• _THE TASK_: Seek out every line containing the word "ylabel", and copy each.

☆ ☆ ☆ ☆ ☆ ☆ ☆

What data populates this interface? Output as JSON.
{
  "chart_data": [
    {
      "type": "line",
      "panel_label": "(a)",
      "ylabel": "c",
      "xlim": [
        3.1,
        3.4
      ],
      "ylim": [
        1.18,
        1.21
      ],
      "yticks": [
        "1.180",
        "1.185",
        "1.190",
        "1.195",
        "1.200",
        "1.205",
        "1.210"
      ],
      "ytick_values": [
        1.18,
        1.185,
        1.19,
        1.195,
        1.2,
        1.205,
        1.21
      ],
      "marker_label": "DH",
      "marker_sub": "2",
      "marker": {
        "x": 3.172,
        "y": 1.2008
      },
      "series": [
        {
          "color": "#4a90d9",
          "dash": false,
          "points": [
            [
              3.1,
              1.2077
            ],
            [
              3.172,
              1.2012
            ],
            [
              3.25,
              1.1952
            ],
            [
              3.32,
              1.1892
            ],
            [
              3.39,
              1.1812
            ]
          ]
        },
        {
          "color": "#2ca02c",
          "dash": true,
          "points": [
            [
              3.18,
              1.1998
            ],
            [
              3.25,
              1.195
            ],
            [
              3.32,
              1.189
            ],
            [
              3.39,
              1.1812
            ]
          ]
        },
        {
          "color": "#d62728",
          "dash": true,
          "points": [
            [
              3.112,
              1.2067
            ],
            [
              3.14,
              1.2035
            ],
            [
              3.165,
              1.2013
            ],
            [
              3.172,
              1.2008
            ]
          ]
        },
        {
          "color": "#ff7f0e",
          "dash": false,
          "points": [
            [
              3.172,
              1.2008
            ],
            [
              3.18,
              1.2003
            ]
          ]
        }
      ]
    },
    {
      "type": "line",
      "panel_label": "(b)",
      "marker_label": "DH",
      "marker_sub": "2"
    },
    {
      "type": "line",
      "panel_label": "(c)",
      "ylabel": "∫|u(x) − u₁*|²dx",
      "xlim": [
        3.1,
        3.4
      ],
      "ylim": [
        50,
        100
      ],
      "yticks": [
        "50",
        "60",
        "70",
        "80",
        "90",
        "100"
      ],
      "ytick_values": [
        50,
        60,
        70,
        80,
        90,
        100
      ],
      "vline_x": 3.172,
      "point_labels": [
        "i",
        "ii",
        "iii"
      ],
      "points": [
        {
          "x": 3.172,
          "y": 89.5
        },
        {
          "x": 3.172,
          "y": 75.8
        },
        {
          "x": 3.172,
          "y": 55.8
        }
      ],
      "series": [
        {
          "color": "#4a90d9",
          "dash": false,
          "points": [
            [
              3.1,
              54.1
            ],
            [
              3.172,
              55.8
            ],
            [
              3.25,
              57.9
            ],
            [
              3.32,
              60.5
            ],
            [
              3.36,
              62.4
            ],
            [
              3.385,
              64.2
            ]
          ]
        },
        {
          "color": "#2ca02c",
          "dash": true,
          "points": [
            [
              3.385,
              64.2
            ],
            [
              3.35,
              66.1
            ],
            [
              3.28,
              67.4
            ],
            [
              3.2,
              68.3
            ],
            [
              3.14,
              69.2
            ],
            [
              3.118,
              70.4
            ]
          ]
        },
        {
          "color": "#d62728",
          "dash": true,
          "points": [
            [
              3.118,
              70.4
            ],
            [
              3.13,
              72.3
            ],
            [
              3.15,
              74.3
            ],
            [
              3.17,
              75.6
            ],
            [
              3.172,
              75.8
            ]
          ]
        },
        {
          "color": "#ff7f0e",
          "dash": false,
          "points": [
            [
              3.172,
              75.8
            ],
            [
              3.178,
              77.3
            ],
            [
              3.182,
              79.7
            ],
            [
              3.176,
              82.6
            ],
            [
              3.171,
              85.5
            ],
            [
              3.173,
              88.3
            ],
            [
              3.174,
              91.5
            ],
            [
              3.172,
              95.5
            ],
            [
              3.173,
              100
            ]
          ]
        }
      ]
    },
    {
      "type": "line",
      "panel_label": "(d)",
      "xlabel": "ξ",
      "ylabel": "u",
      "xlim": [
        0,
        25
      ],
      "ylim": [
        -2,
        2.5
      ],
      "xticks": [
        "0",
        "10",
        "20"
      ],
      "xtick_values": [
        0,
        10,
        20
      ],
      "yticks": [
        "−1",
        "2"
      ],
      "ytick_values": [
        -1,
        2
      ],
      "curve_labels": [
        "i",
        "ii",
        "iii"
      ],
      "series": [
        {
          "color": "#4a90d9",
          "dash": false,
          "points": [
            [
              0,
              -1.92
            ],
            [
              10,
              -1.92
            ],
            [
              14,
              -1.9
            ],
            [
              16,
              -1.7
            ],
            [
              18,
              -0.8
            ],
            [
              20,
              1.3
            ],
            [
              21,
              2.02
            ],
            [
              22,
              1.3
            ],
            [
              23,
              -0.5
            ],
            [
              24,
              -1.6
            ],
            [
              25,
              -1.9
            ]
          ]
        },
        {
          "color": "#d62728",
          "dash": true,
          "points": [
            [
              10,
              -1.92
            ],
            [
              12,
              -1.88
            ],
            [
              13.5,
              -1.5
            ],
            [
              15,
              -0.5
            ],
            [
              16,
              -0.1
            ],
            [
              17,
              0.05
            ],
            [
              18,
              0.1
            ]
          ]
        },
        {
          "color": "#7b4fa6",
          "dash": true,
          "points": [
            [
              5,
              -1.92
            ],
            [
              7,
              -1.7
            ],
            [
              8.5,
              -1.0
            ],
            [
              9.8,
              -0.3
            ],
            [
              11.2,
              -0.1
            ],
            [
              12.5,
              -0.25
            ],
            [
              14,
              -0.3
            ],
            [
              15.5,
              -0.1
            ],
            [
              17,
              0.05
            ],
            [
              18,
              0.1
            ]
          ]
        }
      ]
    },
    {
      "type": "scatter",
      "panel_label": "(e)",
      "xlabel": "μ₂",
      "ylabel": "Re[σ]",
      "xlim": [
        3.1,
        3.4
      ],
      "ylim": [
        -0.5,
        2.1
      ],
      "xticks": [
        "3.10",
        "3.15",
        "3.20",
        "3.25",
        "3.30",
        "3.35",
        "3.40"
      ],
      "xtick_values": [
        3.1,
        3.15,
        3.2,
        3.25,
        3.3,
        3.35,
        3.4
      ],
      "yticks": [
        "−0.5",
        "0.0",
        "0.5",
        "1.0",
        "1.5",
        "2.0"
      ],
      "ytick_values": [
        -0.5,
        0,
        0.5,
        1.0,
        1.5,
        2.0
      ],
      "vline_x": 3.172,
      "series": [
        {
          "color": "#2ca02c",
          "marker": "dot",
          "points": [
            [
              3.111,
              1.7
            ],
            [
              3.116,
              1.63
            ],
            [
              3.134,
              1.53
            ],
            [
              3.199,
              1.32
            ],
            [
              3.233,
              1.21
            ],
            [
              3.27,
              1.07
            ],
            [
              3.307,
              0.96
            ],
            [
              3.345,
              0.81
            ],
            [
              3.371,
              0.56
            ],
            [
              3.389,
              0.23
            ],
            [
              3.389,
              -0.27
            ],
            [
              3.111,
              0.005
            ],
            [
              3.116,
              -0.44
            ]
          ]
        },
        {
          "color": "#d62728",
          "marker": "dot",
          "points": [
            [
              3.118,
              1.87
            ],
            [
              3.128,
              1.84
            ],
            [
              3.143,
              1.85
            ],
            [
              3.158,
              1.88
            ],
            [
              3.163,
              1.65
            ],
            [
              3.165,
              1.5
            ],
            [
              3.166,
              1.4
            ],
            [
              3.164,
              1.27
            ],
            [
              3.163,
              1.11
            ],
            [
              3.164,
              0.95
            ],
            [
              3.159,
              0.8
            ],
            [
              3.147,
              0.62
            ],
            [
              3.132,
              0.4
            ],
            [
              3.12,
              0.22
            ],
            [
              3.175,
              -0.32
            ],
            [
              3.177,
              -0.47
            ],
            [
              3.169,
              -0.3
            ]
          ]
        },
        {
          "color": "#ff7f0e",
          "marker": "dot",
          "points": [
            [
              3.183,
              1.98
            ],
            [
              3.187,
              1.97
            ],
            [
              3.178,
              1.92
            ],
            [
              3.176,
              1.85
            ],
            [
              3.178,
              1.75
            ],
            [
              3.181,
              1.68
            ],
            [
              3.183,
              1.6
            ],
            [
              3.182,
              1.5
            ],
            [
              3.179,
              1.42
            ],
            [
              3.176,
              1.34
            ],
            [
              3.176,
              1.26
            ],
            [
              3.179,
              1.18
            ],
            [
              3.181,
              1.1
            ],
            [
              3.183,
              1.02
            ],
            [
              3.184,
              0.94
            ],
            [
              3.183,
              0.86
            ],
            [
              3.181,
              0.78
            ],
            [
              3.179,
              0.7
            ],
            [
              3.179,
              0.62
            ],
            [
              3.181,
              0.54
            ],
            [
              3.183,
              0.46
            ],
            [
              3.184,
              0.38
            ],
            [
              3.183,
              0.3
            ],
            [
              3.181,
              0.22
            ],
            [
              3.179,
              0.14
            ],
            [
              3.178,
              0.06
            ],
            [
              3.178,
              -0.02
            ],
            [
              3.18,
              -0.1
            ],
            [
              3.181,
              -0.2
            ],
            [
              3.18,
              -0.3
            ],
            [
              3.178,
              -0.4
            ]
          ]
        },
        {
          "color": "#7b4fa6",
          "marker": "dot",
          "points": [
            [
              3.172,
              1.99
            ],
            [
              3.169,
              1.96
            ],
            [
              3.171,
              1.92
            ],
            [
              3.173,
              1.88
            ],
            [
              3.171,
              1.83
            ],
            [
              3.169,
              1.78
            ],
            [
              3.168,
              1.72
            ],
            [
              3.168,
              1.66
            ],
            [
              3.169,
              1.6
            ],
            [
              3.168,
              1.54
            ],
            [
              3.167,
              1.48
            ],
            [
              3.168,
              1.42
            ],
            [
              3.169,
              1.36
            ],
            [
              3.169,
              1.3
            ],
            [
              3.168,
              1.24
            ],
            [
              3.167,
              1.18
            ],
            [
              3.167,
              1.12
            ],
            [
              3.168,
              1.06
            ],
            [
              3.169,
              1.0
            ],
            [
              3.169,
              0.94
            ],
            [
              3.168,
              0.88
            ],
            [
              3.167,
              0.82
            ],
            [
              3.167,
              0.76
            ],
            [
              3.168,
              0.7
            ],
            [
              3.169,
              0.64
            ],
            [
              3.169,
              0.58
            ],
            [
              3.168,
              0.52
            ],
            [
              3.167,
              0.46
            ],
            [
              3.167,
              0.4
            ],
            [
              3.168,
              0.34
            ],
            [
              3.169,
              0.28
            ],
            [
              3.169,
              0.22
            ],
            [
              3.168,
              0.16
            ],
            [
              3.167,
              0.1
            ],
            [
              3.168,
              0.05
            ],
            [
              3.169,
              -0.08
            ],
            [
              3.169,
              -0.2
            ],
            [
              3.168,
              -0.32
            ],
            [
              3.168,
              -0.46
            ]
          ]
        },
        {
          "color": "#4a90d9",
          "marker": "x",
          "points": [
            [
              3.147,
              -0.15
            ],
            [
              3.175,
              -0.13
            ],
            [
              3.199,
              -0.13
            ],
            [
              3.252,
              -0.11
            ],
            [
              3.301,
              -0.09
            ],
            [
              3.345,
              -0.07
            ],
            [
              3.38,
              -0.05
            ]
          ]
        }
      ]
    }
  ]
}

☆ ☆ ☆ ☆ ☆ ☆ ☆

• _RESULT_:
      "ylabel": "c",
      "ylabel": "∫|u(x) − u₁*|²dx",
      "ylabel": "u",
      "ylabel": "Re[σ]",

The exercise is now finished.